━━━ The input

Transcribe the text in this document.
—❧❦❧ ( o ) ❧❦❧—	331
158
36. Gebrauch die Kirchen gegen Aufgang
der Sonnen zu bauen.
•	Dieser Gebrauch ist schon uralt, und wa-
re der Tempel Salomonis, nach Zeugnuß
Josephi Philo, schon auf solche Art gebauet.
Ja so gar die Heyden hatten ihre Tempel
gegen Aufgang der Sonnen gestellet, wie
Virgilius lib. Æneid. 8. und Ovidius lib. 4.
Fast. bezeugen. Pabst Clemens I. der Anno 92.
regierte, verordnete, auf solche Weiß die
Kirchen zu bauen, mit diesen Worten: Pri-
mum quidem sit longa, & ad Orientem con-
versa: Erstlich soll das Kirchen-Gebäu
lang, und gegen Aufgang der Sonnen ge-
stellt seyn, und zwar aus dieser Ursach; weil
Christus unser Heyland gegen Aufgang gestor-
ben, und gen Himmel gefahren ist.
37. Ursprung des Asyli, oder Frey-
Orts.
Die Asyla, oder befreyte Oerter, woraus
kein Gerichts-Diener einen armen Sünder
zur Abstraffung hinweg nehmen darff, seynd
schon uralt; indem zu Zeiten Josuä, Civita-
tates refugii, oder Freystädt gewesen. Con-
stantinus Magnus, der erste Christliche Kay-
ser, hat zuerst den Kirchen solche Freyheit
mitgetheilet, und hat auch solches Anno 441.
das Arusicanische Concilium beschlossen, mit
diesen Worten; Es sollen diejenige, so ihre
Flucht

━━━━━━
━━━ The input

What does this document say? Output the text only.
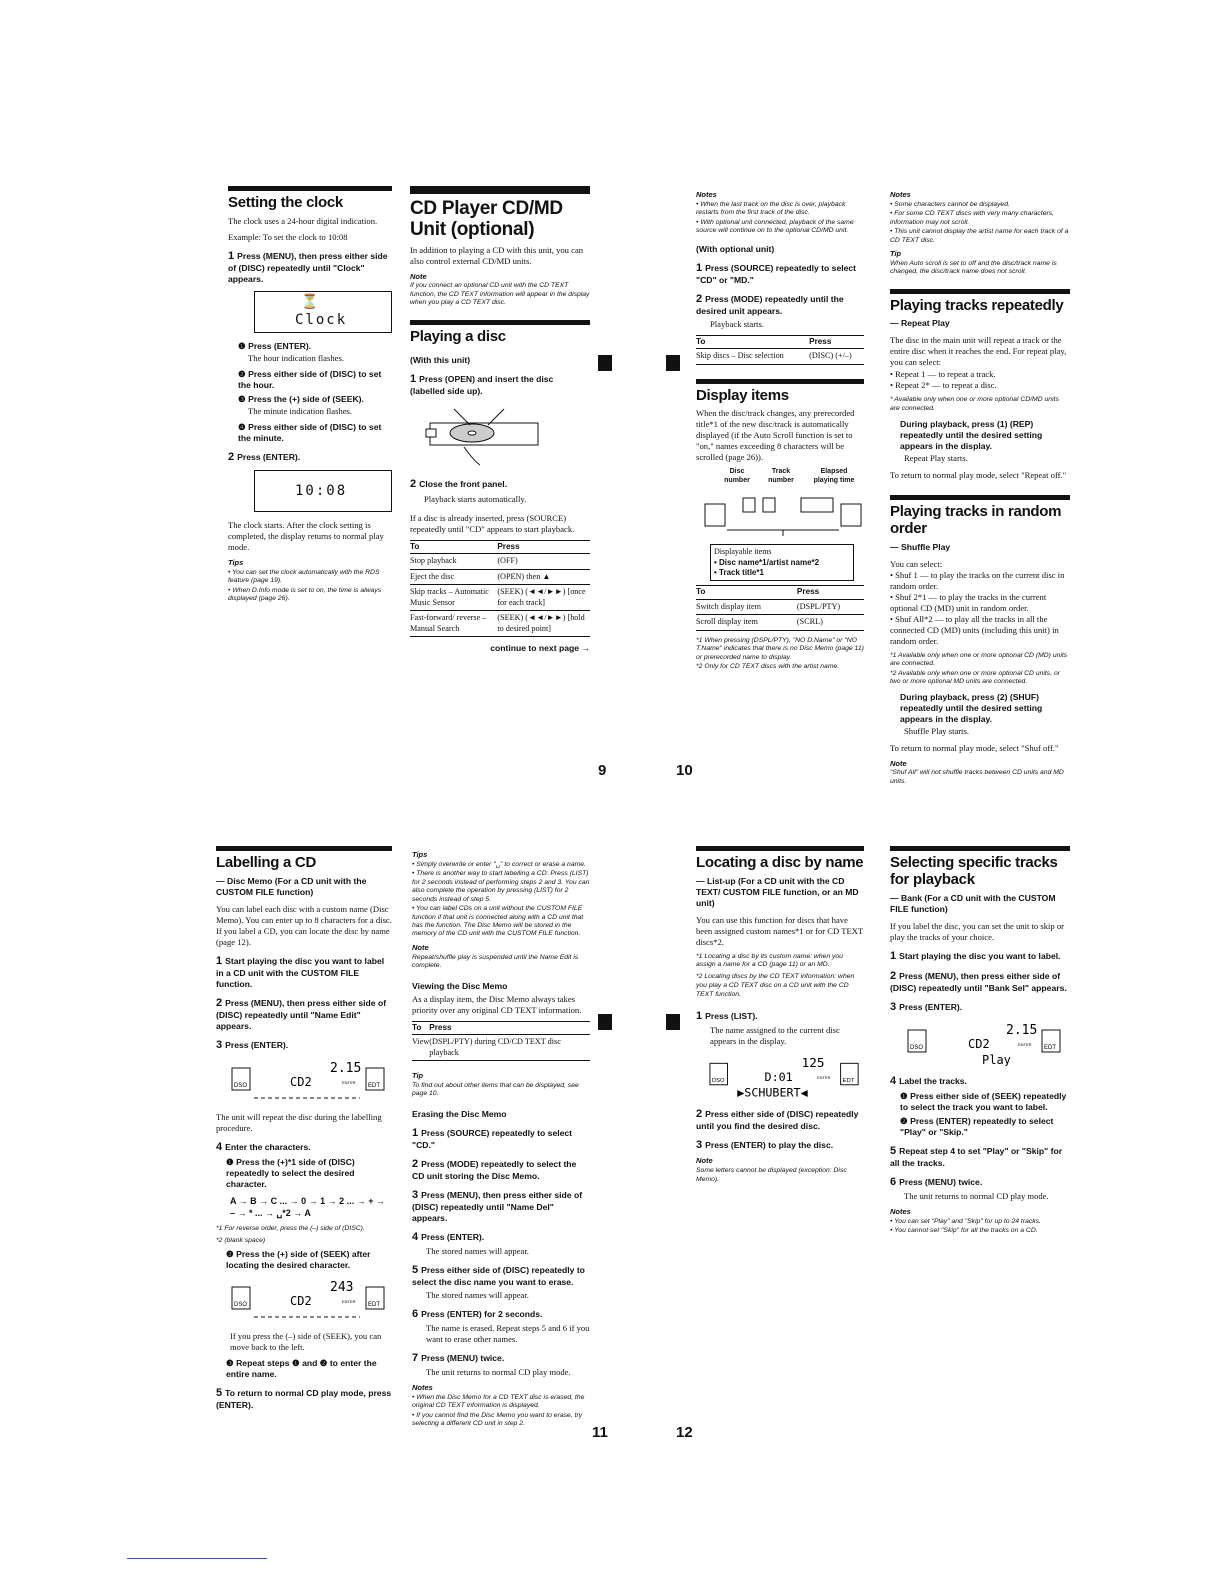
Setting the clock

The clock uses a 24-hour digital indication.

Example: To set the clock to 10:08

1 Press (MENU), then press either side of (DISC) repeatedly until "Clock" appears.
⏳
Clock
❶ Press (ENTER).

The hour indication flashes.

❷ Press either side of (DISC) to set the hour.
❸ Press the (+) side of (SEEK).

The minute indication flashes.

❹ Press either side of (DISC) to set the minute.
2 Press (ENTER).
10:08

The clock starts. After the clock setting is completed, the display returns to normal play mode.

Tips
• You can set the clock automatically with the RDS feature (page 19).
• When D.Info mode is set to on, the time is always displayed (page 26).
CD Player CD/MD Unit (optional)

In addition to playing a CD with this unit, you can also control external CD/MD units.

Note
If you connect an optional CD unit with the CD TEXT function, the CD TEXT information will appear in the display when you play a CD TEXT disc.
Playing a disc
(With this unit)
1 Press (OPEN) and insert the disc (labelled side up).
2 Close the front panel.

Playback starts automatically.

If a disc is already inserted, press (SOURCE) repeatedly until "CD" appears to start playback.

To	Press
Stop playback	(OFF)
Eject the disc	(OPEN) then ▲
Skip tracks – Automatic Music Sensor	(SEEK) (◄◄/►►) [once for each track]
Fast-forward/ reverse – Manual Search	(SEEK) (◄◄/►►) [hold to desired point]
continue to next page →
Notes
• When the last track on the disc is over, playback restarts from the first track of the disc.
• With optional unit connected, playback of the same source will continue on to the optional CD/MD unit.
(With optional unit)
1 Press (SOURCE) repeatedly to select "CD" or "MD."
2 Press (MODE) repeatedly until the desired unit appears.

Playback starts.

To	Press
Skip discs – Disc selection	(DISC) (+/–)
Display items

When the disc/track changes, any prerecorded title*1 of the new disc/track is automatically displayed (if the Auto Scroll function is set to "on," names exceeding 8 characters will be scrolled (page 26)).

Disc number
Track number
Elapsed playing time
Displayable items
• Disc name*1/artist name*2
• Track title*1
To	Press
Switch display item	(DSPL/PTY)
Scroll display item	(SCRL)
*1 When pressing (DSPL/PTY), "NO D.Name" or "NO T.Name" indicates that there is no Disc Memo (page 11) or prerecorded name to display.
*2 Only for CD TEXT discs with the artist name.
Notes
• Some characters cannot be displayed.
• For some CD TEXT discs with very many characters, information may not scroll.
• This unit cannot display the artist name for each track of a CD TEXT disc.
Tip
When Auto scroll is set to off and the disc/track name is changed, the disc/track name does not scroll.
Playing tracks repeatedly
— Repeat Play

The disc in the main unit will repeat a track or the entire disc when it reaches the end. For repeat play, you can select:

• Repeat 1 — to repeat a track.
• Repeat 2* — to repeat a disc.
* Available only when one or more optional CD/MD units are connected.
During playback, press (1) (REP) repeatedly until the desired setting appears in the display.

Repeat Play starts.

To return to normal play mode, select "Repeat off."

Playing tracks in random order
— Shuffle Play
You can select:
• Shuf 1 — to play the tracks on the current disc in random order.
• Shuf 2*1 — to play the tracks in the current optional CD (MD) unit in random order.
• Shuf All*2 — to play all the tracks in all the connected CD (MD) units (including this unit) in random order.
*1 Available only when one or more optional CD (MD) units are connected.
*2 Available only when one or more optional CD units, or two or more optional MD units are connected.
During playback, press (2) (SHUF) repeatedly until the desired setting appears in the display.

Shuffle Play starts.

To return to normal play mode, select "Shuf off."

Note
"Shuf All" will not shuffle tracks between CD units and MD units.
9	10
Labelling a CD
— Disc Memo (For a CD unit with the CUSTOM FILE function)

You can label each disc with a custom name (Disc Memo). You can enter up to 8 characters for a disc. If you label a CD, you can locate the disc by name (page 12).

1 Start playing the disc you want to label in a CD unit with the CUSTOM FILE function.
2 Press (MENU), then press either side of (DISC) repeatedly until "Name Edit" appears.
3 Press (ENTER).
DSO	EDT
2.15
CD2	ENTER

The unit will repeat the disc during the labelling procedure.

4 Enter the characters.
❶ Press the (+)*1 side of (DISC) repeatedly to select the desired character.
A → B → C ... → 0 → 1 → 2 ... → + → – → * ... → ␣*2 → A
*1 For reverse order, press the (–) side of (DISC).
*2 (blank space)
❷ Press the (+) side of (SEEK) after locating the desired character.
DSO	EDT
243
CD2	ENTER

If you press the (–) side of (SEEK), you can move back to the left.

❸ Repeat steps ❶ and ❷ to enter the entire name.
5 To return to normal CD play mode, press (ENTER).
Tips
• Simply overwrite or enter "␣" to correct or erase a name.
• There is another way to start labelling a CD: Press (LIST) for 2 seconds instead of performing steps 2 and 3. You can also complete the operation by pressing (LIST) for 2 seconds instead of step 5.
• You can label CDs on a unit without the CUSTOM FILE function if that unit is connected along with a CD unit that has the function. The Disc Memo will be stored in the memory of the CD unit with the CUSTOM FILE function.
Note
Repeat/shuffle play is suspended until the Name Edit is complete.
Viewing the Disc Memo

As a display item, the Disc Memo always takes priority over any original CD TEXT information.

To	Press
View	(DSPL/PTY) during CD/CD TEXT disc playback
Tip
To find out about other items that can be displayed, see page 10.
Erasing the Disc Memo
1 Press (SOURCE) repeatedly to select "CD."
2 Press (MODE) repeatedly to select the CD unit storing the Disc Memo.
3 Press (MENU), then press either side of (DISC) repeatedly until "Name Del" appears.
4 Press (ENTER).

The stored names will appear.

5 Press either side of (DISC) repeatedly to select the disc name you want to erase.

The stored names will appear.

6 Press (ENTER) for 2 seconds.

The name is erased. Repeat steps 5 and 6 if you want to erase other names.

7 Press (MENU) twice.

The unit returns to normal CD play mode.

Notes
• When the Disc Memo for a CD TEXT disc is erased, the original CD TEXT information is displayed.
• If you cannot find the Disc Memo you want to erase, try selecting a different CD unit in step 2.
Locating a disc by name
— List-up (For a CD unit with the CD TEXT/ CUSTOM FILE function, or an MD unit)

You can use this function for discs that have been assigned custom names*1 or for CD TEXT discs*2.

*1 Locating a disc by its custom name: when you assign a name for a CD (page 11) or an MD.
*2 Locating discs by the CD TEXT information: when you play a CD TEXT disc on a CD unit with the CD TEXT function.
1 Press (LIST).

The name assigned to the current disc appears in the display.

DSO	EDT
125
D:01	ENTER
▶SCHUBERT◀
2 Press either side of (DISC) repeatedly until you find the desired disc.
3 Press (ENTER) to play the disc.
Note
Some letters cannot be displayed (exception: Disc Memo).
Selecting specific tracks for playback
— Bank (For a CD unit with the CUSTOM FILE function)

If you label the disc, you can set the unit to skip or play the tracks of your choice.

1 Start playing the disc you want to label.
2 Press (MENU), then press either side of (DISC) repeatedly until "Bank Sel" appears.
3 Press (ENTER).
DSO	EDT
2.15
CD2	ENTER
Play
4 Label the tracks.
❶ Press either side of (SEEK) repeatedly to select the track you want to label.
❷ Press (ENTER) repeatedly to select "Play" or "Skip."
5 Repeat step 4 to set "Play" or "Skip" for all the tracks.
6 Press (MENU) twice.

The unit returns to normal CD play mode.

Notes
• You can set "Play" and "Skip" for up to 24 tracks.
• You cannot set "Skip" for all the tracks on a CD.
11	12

━━━━━━

From the records above, pull out each line that has "want".

1 Start playing the disc you want to label in a CD unit with the CUSTOM FILE function.
5 Press either side of (DISC) repeatedly to select the disc name you want to erase.
The name is erased. Repeat steps 5 and 6 if you want to erase other names.
• If you cannot find the Disc Memo you want to erase, try selecting a different CD unit in step 2.
1 Start playing the disc you want to label.
❶ Press either side of (SEEK) repeatedly to select the track you want to label.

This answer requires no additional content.